> **Problem**: Copy out the records word for word, from the line with "Detect and localize" to the line with "895, 1422, 903]", including both of those lines.

> **Listed records**:
▬▬▬▬▬▬▬▬▬▬
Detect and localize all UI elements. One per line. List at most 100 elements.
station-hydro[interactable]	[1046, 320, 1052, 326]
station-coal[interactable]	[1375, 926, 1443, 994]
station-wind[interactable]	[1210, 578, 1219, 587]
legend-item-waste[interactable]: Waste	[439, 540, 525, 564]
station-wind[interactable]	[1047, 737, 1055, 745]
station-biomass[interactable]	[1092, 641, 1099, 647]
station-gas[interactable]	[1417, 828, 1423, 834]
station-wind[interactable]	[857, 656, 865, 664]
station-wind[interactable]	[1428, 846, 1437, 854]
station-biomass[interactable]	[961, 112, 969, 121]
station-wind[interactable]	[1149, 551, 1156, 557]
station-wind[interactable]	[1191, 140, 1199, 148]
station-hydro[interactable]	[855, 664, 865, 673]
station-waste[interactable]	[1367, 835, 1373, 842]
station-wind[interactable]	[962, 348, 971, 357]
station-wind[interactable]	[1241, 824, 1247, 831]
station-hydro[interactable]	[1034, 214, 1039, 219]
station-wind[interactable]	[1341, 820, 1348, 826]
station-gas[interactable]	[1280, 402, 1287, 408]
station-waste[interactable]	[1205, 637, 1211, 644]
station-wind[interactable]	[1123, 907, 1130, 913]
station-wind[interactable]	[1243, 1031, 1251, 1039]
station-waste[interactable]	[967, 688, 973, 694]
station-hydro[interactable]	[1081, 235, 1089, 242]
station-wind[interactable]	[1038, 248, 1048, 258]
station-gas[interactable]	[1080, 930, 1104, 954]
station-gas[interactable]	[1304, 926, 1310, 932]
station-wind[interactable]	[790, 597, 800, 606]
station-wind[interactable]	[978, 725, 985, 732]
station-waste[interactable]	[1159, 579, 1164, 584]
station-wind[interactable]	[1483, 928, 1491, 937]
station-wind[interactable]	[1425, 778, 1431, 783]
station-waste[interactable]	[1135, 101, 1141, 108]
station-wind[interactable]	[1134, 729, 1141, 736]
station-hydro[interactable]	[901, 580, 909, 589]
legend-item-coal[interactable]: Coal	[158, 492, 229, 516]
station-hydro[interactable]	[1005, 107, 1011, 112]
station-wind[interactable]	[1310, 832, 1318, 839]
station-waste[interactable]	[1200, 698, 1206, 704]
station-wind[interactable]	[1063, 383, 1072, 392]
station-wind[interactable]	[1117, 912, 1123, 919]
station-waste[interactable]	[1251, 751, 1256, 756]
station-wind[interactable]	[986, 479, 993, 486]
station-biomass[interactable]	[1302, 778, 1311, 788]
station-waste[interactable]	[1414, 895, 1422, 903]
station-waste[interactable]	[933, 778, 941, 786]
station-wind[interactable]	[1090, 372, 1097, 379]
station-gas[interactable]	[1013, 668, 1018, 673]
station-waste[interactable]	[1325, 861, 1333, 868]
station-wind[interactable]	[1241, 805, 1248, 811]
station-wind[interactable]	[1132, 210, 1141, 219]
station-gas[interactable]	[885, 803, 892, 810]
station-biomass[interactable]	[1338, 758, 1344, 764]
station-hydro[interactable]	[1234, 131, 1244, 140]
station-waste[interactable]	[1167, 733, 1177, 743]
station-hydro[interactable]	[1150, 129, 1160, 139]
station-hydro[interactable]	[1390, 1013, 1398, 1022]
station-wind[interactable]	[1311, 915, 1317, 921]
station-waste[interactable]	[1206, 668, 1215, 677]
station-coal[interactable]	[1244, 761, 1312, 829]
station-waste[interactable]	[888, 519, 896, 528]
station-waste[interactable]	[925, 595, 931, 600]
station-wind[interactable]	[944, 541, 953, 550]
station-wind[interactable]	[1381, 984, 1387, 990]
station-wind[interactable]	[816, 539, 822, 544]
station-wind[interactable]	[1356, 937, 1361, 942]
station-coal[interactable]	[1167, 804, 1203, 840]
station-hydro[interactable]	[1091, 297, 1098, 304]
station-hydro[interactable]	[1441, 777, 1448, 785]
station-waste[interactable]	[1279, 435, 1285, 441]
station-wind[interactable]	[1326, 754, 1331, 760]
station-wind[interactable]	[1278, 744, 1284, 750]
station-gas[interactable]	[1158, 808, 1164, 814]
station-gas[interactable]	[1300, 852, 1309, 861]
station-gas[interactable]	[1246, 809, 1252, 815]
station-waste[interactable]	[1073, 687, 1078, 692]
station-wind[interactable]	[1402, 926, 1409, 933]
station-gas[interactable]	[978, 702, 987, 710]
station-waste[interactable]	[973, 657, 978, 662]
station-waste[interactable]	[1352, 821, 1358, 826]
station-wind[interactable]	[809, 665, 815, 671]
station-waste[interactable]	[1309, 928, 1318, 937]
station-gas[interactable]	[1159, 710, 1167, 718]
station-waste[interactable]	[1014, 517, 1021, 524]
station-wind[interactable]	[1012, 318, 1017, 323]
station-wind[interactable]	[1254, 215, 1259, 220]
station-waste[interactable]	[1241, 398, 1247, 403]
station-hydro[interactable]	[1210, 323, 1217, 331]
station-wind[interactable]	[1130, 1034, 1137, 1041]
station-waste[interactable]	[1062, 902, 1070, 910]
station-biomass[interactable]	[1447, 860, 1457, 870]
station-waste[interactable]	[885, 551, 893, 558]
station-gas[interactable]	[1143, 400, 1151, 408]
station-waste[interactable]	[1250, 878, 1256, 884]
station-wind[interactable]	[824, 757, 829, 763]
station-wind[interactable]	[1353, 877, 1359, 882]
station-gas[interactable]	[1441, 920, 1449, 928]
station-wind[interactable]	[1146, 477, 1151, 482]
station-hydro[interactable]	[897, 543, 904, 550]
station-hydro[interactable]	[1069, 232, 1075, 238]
▬▬▬▬▬▬▬▬▬▬
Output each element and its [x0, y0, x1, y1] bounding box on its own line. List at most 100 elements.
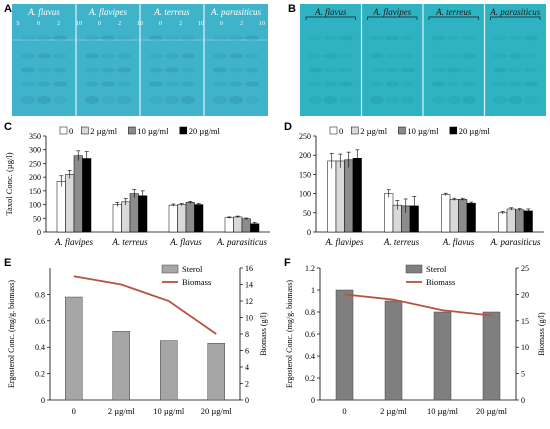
▬▬▬▬▬▬▬▬▬▬
> **Exercise solution**:
Detect and localize all UI elements. One per line. List at most 100 elements.
station-hydro[interactable]	[1046, 320, 1052, 326]
station-coal[interactable]	[1375, 926, 1443, 994]
station-wind[interactable]	[1210, 578, 1219, 587]
legend-item-waste[interactable]: Waste	[439, 540, 525, 564]
station-wind[interactable]	[1047, 737, 1055, 745]
station-biomass[interactable]	[1092, 641, 1099, 647]
station-gas[interactable]	[1417, 828, 1423, 834]
station-wind[interactable]	[857, 656, 865, 664]
station-wind[interactable]	[1428, 846, 1437, 854]
station-biomass[interactable]	[961, 112, 969, 121]
station-wind[interactable]	[1149, 551, 1156, 557]
station-wind[interactable]	[1191, 140, 1199, 148]
station-hydro[interactable]	[855, 664, 865, 673]
station-waste[interactable]	[1367, 835, 1373, 842]
station-wind[interactable]	[962, 348, 971, 357]
station-wind[interactable]	[1241, 824, 1247, 831]
station-hydro[interactable]	[1034, 214, 1039, 219]
station-wind[interactable]	[1341, 820, 1348, 826]
station-gas[interactable]	[1280, 402, 1287, 408]
station-waste[interactable]	[1205, 637, 1211, 644]
station-wind[interactable]	[1123, 907, 1130, 913]
station-wind[interactable]	[1243, 1031, 1251, 1039]
station-waste[interactable]	[967, 688, 973, 694]
station-hydro[interactable]	[1081, 235, 1089, 242]
station-wind[interactable]	[1038, 248, 1048, 258]
station-gas[interactable]	[1080, 930, 1104, 954]
station-gas[interactable]	[1304, 926, 1310, 932]
station-wind[interactable]	[790, 597, 800, 606]
station-wind[interactable]	[978, 725, 985, 732]
station-waste[interactable]	[1159, 579, 1164, 584]
station-wind[interactable]	[1483, 928, 1491, 937]
station-wind[interactable]	[1425, 778, 1431, 783]
station-waste[interactable]	[1135, 101, 1141, 108]
station-wind[interactable]	[1134, 729, 1141, 736]
station-hydro[interactable]	[901, 580, 909, 589]
legend-item-coal[interactable]: Coal	[158, 492, 229, 516]
station-hydro[interactable]	[1005, 107, 1011, 112]
station-wind[interactable]	[1310, 832, 1318, 839]
station-waste[interactable]	[1200, 698, 1206, 704]
station-wind[interactable]	[1063, 383, 1072, 392]
station-wind[interactable]	[1117, 912, 1123, 919]
station-waste[interactable]	[1251, 751, 1256, 756]
station-wind[interactable]	[986, 479, 993, 486]
station-biomass[interactable]	[1302, 778, 1311, 788]
station-waste[interactable]	[1414, 895, 1422, 903]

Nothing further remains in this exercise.